Convert the stretch of the records from their start through the line containing "first-round-cell: 340 <box>460" into a Markdown table with the columns Row and Line, numbering each line in Row, placing its text in Line, and omitting blank lines.

====

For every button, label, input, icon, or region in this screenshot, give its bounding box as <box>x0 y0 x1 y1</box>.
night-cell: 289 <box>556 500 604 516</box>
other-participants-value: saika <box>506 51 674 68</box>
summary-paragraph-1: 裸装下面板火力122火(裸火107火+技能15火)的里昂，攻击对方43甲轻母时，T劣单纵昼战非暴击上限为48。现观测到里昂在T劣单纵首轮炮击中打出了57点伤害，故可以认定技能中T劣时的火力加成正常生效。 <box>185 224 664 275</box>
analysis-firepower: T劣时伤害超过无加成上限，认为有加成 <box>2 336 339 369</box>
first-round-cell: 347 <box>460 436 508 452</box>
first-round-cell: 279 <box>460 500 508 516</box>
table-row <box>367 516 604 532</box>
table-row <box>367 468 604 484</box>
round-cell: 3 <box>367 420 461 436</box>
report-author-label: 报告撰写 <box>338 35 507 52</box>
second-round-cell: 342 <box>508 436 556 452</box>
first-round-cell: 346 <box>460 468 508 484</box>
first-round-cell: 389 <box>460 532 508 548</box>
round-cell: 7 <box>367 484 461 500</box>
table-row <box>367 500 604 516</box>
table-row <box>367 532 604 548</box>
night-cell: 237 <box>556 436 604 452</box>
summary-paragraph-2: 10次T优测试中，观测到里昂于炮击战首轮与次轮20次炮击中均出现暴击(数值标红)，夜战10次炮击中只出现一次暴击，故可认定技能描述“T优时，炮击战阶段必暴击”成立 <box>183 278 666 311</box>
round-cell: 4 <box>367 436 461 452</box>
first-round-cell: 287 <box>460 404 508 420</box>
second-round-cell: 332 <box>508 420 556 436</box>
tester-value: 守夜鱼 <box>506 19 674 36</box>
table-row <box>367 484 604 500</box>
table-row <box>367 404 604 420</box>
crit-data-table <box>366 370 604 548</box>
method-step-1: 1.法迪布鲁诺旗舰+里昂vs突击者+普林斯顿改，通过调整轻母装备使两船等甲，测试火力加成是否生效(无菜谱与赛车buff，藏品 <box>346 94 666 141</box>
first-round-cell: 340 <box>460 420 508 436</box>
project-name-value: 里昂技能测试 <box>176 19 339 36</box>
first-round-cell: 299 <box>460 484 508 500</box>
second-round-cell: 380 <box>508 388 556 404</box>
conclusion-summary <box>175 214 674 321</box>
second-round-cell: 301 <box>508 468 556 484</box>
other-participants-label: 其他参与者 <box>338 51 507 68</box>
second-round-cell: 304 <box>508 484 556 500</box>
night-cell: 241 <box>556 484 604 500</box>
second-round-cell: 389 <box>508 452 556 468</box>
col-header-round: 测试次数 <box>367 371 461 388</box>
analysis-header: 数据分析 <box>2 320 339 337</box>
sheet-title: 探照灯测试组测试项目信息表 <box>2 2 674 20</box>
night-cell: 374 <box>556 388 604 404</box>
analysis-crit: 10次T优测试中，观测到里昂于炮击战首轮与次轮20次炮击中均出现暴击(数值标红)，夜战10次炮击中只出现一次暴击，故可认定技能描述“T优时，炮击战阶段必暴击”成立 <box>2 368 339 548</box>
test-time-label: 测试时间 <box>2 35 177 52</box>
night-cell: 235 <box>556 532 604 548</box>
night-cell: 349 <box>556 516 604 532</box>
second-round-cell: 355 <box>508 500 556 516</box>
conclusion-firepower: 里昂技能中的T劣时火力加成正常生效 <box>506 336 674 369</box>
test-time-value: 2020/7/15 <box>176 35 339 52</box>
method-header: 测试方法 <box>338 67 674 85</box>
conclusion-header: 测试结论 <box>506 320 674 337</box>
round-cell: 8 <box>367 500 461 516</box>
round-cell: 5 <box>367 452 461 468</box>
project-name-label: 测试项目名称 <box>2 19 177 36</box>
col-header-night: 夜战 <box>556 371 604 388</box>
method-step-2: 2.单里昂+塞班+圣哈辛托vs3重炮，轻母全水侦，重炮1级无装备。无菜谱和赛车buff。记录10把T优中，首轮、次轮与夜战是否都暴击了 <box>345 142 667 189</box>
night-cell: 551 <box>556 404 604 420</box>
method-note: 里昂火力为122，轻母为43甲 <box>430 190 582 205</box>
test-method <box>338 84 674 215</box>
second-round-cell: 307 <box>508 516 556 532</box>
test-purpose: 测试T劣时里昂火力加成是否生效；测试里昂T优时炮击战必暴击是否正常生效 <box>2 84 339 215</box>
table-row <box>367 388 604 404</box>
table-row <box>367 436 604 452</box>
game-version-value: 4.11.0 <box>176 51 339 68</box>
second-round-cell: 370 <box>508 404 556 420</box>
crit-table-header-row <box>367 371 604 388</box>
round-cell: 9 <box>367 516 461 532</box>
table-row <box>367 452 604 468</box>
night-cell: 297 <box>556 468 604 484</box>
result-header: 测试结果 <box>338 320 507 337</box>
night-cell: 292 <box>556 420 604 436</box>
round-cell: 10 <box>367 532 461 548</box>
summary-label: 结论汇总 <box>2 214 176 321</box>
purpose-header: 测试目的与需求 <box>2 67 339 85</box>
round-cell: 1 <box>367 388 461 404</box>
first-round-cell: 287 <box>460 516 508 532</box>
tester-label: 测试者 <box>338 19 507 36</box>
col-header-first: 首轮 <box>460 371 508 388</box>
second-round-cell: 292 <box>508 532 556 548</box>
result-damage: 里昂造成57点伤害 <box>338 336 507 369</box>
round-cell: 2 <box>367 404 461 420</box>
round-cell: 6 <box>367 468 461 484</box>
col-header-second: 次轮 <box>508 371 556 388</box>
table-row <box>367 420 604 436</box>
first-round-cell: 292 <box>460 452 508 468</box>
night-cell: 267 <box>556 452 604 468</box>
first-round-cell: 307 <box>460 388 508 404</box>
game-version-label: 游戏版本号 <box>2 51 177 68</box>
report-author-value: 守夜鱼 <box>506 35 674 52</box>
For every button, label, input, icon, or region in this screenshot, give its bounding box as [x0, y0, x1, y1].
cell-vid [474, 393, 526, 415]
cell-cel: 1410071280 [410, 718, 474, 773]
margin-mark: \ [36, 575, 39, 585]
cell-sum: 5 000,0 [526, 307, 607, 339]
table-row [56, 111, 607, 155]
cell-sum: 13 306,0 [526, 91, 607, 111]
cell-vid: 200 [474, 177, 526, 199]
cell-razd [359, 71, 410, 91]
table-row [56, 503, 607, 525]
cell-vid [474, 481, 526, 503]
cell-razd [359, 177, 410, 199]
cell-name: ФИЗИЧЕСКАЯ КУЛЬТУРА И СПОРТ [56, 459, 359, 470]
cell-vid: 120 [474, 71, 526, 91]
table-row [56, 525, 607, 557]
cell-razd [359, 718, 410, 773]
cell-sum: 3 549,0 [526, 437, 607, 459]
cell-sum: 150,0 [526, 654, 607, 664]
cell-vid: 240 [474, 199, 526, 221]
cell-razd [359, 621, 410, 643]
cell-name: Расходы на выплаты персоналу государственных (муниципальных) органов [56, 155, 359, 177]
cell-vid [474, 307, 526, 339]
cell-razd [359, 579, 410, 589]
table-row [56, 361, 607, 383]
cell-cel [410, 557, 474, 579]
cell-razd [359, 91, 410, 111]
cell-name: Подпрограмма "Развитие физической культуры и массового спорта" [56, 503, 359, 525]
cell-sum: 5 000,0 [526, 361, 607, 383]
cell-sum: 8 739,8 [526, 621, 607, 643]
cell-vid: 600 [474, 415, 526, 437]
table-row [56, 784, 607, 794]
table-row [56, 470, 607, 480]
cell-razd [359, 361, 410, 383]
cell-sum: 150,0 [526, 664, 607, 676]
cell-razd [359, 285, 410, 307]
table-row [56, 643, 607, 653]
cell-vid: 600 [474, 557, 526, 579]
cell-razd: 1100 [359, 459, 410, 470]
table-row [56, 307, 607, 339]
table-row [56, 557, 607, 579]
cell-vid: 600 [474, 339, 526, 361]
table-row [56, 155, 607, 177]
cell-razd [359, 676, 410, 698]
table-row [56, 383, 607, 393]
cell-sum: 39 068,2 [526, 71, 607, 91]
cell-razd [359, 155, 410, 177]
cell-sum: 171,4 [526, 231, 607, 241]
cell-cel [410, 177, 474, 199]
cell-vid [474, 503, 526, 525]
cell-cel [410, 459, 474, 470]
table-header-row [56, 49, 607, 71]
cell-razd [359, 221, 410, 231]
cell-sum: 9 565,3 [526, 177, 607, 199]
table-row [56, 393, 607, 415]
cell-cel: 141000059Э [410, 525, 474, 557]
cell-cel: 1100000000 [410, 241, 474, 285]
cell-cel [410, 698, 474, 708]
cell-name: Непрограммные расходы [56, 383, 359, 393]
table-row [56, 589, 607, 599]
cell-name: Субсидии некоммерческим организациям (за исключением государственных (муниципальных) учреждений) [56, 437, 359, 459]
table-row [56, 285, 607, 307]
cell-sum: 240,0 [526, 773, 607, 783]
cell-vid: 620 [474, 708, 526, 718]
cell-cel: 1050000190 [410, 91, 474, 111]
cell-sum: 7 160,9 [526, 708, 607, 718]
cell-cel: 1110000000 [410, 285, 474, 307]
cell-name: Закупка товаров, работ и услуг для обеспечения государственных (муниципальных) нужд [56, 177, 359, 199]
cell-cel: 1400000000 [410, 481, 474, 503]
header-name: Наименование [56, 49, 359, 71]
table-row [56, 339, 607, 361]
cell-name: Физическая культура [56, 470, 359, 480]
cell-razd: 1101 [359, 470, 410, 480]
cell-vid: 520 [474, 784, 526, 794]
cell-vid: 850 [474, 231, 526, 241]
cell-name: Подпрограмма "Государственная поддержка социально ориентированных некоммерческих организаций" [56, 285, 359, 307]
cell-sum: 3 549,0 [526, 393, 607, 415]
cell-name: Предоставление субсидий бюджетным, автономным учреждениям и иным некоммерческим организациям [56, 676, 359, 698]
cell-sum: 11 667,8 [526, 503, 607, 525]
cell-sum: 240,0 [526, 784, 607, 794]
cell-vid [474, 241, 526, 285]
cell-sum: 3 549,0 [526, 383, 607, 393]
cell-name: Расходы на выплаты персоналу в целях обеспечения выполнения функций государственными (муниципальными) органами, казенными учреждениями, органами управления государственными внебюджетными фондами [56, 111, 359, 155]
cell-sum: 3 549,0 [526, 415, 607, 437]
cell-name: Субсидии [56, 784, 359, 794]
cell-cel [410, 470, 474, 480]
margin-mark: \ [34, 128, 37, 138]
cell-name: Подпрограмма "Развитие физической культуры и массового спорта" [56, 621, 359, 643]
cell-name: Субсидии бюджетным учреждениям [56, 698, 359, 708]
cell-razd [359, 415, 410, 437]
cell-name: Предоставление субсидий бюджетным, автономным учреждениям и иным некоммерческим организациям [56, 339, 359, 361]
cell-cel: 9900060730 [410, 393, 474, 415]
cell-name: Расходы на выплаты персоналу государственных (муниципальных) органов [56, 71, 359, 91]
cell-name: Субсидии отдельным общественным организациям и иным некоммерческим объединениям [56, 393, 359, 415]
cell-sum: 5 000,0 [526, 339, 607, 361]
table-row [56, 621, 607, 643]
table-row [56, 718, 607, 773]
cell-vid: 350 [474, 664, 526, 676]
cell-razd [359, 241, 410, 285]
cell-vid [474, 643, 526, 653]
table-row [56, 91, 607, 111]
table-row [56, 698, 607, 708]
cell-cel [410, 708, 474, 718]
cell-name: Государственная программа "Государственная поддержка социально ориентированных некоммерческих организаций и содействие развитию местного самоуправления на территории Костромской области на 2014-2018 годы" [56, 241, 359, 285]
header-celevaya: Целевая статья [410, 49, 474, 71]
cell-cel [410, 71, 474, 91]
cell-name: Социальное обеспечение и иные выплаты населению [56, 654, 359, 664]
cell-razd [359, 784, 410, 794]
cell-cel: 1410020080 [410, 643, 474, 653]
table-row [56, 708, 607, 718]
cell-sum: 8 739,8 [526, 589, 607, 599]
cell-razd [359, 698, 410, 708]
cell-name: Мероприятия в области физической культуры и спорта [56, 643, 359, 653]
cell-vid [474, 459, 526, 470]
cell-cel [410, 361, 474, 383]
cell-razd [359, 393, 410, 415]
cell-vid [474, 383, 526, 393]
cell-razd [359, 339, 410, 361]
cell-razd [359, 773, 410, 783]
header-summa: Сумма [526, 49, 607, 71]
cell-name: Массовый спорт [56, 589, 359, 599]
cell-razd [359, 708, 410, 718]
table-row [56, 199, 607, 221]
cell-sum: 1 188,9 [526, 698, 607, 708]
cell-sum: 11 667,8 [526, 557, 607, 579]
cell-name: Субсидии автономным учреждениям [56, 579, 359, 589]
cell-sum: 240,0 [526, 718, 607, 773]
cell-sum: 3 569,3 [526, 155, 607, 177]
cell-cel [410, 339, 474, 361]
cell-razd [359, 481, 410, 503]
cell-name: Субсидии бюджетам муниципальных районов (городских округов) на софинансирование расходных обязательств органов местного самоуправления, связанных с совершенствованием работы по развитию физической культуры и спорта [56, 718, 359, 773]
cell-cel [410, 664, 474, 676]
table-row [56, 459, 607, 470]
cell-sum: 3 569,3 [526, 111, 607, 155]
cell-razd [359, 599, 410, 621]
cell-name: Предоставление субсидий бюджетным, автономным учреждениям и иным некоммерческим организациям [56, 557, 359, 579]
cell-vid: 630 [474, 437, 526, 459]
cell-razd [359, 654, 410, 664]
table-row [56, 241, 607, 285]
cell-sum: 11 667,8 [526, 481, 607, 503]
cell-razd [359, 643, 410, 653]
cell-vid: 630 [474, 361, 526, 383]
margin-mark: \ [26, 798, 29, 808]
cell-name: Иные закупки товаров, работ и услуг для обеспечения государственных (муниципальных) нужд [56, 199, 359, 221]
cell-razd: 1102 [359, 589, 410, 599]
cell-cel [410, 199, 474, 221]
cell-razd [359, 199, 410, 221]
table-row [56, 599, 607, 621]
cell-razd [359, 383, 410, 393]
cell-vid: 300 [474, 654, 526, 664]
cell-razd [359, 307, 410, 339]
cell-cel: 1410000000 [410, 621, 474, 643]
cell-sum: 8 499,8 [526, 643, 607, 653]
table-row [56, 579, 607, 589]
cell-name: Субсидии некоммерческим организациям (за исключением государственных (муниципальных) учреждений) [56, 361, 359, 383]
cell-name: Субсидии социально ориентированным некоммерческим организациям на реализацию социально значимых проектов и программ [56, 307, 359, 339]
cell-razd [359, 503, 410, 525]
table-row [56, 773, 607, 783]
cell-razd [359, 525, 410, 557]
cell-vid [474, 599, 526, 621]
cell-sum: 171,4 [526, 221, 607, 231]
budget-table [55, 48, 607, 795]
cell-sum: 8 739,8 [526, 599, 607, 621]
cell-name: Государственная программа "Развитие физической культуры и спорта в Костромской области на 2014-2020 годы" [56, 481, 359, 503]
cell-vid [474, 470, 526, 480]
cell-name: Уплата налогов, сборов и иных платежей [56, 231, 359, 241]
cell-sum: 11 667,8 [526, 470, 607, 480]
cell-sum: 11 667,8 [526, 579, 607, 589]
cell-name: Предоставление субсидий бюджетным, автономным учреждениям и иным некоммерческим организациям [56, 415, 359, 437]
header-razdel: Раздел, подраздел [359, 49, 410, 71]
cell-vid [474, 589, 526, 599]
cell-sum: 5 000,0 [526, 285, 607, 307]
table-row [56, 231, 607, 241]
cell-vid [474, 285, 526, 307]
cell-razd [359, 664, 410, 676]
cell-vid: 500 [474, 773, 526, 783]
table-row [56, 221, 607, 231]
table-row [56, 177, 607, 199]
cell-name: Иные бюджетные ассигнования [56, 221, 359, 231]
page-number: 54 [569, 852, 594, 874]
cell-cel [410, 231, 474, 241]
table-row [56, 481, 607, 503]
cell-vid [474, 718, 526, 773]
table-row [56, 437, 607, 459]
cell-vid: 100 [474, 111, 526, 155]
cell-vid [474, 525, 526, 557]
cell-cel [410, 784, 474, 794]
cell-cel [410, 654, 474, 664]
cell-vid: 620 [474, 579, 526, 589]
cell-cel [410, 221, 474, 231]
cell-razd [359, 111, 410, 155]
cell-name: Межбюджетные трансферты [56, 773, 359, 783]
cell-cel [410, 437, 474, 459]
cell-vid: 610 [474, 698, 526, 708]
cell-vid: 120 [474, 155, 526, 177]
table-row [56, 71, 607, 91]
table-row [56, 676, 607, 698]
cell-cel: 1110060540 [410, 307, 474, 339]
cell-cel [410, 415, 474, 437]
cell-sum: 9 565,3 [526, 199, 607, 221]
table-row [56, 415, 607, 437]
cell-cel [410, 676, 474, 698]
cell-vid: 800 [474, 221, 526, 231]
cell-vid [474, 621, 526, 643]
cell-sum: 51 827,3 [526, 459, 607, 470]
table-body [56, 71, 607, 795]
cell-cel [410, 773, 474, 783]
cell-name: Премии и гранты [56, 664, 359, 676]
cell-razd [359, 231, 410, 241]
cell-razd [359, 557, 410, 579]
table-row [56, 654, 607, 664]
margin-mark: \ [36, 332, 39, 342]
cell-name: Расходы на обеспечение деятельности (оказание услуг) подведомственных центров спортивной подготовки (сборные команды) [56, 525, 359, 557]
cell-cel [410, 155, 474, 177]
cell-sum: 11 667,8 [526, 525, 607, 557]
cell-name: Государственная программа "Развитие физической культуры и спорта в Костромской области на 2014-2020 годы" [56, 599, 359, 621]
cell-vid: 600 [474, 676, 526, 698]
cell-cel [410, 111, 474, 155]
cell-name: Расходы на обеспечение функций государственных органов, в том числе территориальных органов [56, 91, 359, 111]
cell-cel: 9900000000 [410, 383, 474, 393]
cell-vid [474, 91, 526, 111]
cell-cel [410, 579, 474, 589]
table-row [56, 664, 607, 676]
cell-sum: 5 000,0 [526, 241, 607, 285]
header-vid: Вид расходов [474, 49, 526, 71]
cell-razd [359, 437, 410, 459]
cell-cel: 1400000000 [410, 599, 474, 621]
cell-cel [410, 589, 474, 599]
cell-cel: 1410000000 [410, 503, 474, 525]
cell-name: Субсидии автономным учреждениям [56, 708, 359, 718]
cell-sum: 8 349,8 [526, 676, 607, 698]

====

(Written response)
| Row | Line |
|---|---|
| 1 | For every button, label, input, icon, or region in this screenshot, give its bounding box as <box>x0 y0 x1 y1</box>. |
| 2 | night-cell: 289 <box>556 500 604 516</box> |
| 3 | other-participants-value: saika <box>506 51 674 68</box> |
| 4 | summary-paragraph-1: 裸装下面板火力122火(裸火107火+技能15火)的里昂，攻击对方43甲轻母时，T劣单纵昼战非暴击上限为48。现观测到里昂在T劣单纵首轮炮击中打出了57点伤害，故可以认定技能中T劣时的火力加成正常生效。 <box>185 224 664 275</box> |
| 5 | analysis-firepower: T劣时伤害超过无加成上限，认为有加成 <box>2 336 339 369</box> |
| 6 | first-round-cell: 347 <box>460 436 508 452</box> |
| 7 | first-round-cell: 279 <box>460 500 508 516</box> |
| 8 | table-row <box>367 516 604 532</box> |
| 9 | table-row <box>367 468 604 484</box> |
| 10 | round-cell: 3 <box>367 420 461 436</box> |
| 11 | report-author-label: 报告撰写 <box>338 35 507 52</box> |
| 12 | second-round-cell: 342 <box>508 436 556 452</box> |
| 13 | first-round-cell: 346 <box>460 468 508 484</box> |
| 14 | first-round-cell: 389 <box>460 532 508 548</box> |
| 15 | round-cell: 7 <box>367 484 461 500</box> |
| 16 | table-row <box>367 500 604 516</box> |
| 17 | table-row <box>367 532 604 548</box> |
| 18 | night-cell: 237 <box>556 436 604 452</box> |
| 19 | summary-paragraph-2: 10次T优测试中，观测到里昂于炮击战首轮与次轮20次炮击中均出现暴击(数值标红)，夜战10次炮击中只出现一次暴击，故可认定技能描述“T优时，炮击战阶段必暴击”成立 <box>183 278 666 311</box> |
| 20 | round-cell: 4 <box>367 436 461 452</box> |
| 21 | first-round-cell: 287 <box>460 404 508 420</box> |
| 22 | second-round-cell: 332 <box>508 420 556 436</box> |
| 23 | tester-value: 守夜鱼 <box>506 19 674 36</box> |
| 24 | table-row <box>367 484 604 500</box> |
| 25 | table-row <box>367 404 604 420</box> |
| 26 | crit-data-table <box>366 370 604 548</box> |
| 27 | method-step-1: 1.法迪布鲁诺旗舰+里昂vs突击者+普林斯顿改，通过调整轻母装备使两船等甲，测试火力加成是否生效(无菜谱与赛车buff，藏品 <box>346 94 666 141</box> |
| 28 | first-round-cell: 340 <box>460 420 508 436</box> |